What you are asked to do — Pull out every line of the listing below where "subtitle" appears.

#### Source records ####

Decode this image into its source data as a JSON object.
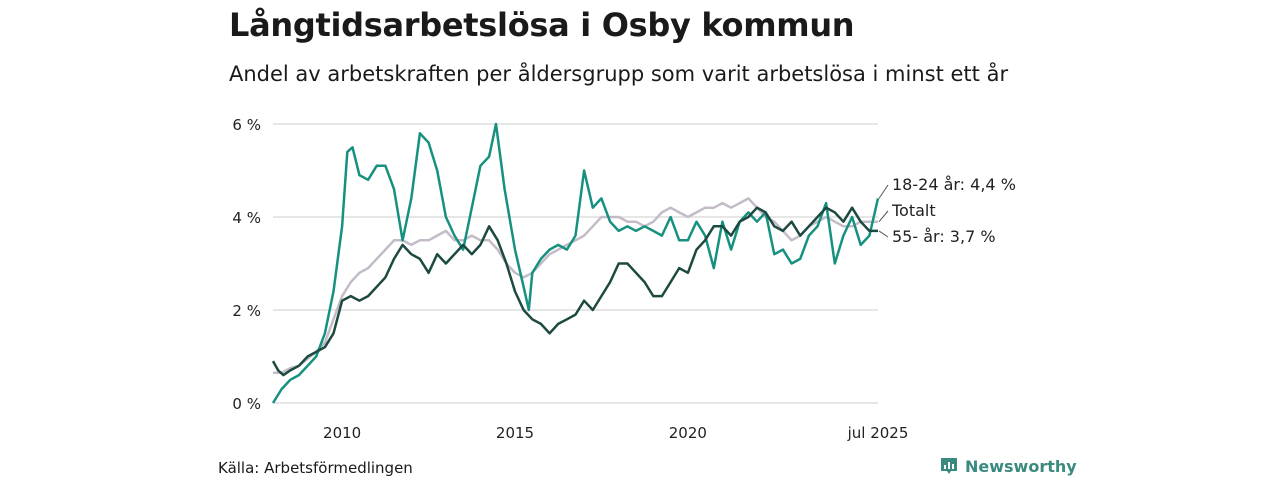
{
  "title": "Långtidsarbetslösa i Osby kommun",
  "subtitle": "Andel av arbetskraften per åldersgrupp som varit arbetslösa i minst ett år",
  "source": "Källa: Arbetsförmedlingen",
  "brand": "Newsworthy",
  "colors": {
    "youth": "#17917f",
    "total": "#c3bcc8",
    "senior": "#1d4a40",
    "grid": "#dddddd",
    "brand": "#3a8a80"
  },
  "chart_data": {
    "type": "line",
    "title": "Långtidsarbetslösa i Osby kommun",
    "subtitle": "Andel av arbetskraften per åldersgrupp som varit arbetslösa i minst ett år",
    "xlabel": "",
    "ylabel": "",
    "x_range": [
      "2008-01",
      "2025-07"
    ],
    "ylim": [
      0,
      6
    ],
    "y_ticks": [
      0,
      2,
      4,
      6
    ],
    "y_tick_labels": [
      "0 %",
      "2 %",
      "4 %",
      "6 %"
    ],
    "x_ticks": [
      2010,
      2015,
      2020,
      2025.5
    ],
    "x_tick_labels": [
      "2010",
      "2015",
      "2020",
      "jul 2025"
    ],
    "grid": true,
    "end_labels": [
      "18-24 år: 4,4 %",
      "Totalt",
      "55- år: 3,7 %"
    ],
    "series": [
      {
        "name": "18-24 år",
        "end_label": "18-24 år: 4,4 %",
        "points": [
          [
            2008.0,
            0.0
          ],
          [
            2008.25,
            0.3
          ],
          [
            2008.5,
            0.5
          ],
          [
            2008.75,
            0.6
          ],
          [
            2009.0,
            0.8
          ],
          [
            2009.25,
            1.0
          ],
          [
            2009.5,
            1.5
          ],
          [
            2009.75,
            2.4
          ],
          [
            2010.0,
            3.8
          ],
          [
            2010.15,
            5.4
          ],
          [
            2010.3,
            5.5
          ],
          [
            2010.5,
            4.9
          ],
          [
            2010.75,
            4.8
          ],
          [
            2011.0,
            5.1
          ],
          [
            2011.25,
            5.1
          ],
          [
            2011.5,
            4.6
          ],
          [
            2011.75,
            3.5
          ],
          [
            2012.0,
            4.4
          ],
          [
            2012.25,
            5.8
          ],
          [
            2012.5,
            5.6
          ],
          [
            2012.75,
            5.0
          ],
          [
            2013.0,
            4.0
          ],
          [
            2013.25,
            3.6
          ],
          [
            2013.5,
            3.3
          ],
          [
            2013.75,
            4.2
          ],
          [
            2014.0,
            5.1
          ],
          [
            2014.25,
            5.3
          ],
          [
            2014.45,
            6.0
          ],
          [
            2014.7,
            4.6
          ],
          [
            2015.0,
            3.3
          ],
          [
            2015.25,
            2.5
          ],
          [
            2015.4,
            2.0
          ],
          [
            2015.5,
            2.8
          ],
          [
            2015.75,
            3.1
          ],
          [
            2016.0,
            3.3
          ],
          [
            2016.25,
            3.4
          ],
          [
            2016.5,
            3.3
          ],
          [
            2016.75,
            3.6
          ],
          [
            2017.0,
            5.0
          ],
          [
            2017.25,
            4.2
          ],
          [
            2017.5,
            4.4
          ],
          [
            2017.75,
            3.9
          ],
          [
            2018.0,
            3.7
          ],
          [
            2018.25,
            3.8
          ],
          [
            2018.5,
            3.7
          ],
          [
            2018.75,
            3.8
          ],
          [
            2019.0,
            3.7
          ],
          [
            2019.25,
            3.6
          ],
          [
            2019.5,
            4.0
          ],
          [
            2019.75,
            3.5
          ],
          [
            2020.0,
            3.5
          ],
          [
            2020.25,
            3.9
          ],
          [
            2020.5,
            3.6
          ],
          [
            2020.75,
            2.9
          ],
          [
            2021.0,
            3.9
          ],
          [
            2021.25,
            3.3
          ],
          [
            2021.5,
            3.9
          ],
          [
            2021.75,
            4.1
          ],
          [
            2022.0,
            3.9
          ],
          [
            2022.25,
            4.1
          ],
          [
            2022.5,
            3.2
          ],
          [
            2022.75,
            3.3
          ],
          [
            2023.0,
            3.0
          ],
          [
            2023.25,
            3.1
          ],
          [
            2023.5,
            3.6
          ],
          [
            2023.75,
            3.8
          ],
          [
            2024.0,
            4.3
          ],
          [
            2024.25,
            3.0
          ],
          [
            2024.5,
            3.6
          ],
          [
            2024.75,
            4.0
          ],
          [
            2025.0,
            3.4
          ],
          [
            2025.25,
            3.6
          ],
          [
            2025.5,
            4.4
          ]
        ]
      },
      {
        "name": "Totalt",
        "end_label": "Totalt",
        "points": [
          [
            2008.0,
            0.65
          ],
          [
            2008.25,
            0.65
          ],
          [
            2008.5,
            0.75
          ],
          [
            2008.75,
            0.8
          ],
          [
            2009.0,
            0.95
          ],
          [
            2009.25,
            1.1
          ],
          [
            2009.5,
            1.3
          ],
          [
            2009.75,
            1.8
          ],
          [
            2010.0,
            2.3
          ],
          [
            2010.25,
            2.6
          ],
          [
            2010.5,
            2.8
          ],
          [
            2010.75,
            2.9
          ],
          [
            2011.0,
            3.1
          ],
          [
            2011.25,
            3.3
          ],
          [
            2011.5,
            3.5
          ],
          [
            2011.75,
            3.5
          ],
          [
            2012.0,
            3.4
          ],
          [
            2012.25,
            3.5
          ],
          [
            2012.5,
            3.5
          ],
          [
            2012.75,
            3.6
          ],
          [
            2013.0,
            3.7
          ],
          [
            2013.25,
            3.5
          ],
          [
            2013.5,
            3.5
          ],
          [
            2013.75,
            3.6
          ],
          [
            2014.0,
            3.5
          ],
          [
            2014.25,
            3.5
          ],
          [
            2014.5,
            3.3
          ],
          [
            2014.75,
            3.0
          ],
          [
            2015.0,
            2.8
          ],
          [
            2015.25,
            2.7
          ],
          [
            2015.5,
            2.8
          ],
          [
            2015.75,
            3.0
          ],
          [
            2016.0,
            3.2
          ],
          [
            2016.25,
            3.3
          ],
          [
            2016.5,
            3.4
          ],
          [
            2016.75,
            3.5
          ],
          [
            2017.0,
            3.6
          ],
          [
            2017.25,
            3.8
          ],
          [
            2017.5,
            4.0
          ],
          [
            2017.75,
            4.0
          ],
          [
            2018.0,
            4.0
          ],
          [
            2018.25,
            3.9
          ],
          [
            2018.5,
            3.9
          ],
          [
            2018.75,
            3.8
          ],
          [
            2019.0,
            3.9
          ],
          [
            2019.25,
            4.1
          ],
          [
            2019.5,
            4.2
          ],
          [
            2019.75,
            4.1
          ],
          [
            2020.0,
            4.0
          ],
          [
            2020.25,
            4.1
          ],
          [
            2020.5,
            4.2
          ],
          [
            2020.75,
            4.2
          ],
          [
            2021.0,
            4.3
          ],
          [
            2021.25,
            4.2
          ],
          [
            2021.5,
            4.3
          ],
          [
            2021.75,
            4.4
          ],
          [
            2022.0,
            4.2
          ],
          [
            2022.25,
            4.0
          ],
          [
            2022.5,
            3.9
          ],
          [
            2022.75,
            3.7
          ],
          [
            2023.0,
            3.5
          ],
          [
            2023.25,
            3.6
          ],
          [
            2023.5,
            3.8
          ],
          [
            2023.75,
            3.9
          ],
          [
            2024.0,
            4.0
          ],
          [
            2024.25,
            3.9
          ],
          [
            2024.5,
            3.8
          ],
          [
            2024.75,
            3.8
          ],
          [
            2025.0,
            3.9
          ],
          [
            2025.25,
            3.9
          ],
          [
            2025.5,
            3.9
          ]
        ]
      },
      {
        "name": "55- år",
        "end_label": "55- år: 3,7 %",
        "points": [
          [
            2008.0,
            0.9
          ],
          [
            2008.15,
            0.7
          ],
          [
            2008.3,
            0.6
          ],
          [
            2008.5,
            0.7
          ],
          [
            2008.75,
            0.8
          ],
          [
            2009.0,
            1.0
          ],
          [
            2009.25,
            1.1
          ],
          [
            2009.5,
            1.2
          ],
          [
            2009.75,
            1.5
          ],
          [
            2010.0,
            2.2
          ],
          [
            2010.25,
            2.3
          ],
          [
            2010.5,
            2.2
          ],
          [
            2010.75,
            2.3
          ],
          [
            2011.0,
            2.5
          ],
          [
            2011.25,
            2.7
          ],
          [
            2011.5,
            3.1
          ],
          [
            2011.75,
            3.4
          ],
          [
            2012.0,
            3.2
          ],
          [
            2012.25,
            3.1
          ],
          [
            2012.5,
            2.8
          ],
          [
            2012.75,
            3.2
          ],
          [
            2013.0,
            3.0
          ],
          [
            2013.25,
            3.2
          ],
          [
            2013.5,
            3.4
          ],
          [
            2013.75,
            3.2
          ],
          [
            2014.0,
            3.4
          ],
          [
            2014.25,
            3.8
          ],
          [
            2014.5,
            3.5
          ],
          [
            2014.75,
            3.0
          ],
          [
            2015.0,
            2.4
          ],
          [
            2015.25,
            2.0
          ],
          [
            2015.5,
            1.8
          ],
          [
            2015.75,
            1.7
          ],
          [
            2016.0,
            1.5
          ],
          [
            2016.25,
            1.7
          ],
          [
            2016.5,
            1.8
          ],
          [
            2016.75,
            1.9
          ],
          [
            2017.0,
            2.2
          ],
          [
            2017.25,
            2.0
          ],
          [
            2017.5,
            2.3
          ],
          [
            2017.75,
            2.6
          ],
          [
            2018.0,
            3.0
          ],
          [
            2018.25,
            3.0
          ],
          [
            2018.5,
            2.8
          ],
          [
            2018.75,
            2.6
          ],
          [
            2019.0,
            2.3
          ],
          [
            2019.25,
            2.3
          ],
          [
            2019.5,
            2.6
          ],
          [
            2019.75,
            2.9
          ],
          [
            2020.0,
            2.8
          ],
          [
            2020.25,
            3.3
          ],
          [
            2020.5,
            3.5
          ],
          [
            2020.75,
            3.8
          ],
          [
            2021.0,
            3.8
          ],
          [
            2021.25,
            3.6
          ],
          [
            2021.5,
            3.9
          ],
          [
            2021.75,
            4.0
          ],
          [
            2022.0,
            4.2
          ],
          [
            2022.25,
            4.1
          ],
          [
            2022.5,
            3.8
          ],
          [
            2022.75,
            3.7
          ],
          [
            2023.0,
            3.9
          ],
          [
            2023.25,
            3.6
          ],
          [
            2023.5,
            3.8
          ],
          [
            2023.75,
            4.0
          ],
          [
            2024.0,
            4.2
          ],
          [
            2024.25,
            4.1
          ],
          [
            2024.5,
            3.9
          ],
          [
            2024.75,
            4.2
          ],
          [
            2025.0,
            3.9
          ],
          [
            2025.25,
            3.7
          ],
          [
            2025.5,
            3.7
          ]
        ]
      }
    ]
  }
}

####

Solution —
  "subtitle": "Andel av arbetskraften per åldersgrupp som varit arbetslösa i minst ett år",
    "subtitle": "Andel av arbetskraften per åldersgrupp som varit arbetslösa i minst ett år",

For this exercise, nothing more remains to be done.